TASK INSTRUCTIONS: Count every line of the listing where the string "ylabel" occurs, and reply with the count alone.

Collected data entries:
- - - - - - -

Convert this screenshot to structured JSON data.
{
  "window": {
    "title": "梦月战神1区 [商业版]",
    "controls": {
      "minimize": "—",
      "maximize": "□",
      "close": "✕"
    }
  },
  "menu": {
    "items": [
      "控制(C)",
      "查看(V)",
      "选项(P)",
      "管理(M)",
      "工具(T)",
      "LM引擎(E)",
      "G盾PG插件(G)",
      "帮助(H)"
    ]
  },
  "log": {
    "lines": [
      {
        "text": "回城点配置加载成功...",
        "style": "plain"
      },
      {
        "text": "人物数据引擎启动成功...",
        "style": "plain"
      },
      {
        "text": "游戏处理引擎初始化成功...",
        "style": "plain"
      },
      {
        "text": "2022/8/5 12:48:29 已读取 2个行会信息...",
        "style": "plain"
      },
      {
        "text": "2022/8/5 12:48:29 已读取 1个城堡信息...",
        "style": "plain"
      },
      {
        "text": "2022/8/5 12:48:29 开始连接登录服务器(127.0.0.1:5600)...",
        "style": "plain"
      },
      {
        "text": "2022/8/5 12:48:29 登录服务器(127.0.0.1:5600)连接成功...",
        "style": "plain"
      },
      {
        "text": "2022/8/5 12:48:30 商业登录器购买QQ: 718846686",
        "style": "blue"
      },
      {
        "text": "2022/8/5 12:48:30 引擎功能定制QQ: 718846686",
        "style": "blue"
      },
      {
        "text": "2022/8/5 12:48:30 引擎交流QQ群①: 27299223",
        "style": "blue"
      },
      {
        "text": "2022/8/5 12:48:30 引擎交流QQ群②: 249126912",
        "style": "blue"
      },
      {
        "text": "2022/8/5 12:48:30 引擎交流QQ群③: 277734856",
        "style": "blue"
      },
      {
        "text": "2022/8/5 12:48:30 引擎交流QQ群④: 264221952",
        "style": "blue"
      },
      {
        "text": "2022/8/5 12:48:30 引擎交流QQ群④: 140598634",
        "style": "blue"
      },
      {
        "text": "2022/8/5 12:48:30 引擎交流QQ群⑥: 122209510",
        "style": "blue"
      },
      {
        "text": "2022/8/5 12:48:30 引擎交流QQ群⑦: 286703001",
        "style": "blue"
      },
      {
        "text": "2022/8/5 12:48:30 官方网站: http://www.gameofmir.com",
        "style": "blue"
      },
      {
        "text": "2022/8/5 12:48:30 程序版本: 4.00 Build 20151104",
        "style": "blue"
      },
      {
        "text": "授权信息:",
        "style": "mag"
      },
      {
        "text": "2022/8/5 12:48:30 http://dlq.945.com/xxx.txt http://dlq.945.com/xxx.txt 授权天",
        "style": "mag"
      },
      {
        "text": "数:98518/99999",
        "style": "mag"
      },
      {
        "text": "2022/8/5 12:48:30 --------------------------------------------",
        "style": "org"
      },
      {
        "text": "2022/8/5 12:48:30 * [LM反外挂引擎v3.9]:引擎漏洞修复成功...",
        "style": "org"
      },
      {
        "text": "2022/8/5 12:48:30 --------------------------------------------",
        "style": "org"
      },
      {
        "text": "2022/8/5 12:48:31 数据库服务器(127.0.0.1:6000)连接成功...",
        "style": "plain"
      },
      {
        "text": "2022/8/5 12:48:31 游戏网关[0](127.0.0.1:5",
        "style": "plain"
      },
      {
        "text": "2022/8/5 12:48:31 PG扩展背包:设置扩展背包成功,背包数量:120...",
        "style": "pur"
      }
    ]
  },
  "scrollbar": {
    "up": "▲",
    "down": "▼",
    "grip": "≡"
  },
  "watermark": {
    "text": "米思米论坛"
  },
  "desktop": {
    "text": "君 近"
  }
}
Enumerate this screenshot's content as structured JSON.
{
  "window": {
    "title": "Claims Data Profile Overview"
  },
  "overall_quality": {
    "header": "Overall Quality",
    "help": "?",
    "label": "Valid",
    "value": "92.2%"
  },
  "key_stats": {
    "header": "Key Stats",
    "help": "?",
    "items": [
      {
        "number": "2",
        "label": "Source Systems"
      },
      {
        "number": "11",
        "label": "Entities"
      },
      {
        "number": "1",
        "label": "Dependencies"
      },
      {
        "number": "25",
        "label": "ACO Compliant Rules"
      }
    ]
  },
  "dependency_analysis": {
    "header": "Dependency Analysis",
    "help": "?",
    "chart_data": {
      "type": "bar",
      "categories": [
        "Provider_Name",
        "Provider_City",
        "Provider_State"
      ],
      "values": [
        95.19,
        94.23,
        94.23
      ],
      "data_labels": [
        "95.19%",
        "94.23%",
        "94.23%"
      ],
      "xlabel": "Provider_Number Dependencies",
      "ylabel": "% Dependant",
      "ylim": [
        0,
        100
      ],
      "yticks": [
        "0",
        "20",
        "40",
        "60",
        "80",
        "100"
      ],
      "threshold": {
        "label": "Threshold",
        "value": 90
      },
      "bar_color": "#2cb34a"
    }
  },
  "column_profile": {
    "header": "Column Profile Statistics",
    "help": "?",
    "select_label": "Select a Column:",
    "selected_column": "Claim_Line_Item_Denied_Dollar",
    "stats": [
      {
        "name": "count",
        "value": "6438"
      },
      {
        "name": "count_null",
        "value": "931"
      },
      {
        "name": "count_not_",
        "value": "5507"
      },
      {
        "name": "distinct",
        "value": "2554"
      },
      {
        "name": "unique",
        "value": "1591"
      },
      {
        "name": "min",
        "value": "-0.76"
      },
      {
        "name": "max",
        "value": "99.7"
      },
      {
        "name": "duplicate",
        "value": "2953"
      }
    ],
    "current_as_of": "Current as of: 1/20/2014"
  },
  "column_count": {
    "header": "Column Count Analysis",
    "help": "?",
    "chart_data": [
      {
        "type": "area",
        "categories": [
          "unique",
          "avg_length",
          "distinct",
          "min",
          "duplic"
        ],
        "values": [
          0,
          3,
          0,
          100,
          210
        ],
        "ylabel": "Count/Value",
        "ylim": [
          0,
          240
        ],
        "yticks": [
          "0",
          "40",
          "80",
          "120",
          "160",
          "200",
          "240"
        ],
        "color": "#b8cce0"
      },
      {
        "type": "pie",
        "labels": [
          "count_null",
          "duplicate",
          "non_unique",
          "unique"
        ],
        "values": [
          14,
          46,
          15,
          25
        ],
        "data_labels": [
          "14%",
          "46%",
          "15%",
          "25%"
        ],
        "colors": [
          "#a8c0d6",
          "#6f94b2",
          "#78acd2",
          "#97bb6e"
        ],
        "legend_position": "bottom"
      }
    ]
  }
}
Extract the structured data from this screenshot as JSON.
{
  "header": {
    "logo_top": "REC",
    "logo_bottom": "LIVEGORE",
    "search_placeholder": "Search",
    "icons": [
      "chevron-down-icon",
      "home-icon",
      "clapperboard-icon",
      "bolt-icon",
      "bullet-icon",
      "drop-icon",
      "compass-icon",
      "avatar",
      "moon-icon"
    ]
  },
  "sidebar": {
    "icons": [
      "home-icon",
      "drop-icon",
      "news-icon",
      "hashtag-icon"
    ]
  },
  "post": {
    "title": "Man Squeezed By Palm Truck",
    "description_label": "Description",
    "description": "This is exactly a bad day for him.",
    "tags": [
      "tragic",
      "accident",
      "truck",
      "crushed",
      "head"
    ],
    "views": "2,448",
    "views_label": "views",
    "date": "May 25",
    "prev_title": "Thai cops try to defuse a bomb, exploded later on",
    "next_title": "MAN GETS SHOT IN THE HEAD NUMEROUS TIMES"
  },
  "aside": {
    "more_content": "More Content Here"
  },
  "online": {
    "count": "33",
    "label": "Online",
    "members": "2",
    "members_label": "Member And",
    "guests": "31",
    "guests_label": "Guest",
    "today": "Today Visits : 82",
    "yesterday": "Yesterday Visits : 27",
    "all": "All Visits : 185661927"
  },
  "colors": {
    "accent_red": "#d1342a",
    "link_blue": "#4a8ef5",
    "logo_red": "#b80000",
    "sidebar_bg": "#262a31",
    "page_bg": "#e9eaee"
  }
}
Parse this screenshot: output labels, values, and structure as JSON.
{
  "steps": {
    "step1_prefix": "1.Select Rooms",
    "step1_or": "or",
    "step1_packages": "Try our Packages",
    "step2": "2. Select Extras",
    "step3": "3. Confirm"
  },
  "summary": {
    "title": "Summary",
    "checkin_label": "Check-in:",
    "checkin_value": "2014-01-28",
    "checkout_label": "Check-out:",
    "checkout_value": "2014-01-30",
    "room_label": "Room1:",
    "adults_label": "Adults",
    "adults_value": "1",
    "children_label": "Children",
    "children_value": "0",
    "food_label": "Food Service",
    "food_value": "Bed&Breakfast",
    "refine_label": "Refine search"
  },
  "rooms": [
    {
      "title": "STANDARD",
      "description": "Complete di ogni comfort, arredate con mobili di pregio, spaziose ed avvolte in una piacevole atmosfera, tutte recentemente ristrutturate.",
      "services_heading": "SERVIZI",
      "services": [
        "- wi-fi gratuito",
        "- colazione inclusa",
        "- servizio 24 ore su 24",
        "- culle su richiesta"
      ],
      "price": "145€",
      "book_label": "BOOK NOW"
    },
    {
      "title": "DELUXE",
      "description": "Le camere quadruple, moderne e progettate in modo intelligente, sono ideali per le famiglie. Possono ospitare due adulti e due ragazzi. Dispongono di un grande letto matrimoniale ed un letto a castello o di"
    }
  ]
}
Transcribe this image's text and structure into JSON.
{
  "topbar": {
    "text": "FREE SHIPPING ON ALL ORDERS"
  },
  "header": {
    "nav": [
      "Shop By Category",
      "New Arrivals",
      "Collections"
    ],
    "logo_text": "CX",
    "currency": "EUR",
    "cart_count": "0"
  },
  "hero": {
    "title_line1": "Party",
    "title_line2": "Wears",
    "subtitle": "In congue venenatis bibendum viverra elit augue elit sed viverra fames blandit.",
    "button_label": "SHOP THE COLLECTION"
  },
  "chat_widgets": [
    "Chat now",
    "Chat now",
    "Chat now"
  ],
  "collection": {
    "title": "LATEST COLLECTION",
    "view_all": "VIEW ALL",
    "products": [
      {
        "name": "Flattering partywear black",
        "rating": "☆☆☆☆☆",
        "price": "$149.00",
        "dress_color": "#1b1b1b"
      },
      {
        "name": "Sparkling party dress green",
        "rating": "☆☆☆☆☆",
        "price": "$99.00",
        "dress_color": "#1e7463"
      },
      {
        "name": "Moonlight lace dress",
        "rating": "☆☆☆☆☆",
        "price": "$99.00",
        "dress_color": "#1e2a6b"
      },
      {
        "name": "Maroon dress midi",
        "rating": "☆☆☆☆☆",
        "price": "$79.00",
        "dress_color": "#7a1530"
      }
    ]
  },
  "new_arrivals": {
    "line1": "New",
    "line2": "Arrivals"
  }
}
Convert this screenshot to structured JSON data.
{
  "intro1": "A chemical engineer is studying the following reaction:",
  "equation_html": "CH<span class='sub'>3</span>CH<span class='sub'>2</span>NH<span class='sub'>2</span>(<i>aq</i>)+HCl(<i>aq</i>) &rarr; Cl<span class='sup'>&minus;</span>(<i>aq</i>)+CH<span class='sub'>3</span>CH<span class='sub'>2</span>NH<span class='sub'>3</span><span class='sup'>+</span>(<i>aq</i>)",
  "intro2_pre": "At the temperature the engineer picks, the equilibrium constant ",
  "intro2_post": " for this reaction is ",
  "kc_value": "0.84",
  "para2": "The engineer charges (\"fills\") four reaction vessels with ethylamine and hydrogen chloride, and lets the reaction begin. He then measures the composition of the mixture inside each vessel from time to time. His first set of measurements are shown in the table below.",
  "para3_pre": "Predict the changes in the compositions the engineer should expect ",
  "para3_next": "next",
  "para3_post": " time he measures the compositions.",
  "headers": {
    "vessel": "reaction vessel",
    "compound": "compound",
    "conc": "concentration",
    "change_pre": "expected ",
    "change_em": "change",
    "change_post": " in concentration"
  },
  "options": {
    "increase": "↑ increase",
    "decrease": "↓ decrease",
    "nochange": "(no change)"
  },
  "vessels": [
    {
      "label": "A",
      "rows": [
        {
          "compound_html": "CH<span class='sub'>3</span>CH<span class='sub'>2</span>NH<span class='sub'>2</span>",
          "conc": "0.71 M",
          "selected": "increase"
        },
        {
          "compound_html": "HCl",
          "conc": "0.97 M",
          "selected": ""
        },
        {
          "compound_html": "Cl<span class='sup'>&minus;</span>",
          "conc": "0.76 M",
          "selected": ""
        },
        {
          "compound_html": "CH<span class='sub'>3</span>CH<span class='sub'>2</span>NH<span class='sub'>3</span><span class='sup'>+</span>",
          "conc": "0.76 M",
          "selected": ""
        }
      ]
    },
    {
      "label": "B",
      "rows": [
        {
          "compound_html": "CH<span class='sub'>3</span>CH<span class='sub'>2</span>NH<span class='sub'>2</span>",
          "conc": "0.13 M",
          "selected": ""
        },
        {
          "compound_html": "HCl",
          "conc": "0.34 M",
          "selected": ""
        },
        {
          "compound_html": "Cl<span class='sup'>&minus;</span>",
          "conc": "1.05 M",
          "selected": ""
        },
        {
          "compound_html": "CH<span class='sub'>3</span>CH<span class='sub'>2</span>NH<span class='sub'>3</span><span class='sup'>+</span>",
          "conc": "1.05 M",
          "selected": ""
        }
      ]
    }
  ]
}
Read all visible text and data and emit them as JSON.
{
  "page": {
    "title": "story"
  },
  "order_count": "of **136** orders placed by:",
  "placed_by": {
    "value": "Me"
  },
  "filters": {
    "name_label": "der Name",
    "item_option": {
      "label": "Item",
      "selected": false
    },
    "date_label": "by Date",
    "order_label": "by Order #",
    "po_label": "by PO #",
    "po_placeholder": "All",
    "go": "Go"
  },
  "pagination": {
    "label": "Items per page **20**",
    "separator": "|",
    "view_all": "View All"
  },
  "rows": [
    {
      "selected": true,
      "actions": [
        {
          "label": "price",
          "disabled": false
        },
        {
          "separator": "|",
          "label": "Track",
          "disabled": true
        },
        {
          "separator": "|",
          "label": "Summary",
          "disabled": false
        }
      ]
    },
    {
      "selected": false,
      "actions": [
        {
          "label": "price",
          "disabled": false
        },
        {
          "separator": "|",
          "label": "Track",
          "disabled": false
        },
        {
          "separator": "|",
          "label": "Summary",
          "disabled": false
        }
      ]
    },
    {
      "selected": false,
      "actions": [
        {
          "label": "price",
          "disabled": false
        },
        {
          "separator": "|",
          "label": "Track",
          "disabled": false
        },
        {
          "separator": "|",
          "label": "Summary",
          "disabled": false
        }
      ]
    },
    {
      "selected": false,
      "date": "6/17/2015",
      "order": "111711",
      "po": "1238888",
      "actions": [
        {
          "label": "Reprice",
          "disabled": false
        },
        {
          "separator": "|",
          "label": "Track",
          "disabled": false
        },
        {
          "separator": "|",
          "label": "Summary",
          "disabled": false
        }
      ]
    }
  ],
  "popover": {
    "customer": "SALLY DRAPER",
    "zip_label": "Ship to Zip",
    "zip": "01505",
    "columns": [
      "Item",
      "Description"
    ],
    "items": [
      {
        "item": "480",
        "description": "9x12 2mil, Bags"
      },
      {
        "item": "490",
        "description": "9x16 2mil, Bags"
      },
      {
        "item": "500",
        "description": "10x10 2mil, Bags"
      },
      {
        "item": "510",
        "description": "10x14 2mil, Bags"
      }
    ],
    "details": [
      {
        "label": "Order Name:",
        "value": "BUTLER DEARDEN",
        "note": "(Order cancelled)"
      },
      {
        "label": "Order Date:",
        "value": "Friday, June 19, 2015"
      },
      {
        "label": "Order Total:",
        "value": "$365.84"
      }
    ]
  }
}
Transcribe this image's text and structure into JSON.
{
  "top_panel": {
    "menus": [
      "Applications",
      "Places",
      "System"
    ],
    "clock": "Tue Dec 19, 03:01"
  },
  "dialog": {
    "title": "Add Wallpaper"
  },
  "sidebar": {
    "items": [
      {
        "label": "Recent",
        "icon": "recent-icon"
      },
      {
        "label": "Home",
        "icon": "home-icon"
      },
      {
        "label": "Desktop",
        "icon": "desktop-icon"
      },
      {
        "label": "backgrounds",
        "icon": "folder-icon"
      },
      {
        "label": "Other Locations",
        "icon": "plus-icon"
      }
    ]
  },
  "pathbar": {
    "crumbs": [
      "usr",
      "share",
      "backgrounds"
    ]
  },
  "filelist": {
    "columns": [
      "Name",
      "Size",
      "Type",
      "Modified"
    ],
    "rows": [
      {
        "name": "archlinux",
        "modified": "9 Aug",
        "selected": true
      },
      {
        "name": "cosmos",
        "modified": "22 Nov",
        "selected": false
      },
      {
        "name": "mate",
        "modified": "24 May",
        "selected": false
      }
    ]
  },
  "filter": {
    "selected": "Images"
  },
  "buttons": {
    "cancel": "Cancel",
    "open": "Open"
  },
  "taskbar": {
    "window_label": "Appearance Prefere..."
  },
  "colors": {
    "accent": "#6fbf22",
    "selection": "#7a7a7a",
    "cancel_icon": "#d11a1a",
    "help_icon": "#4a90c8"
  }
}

- - - - - - -

EXPECTED ANSWER: 2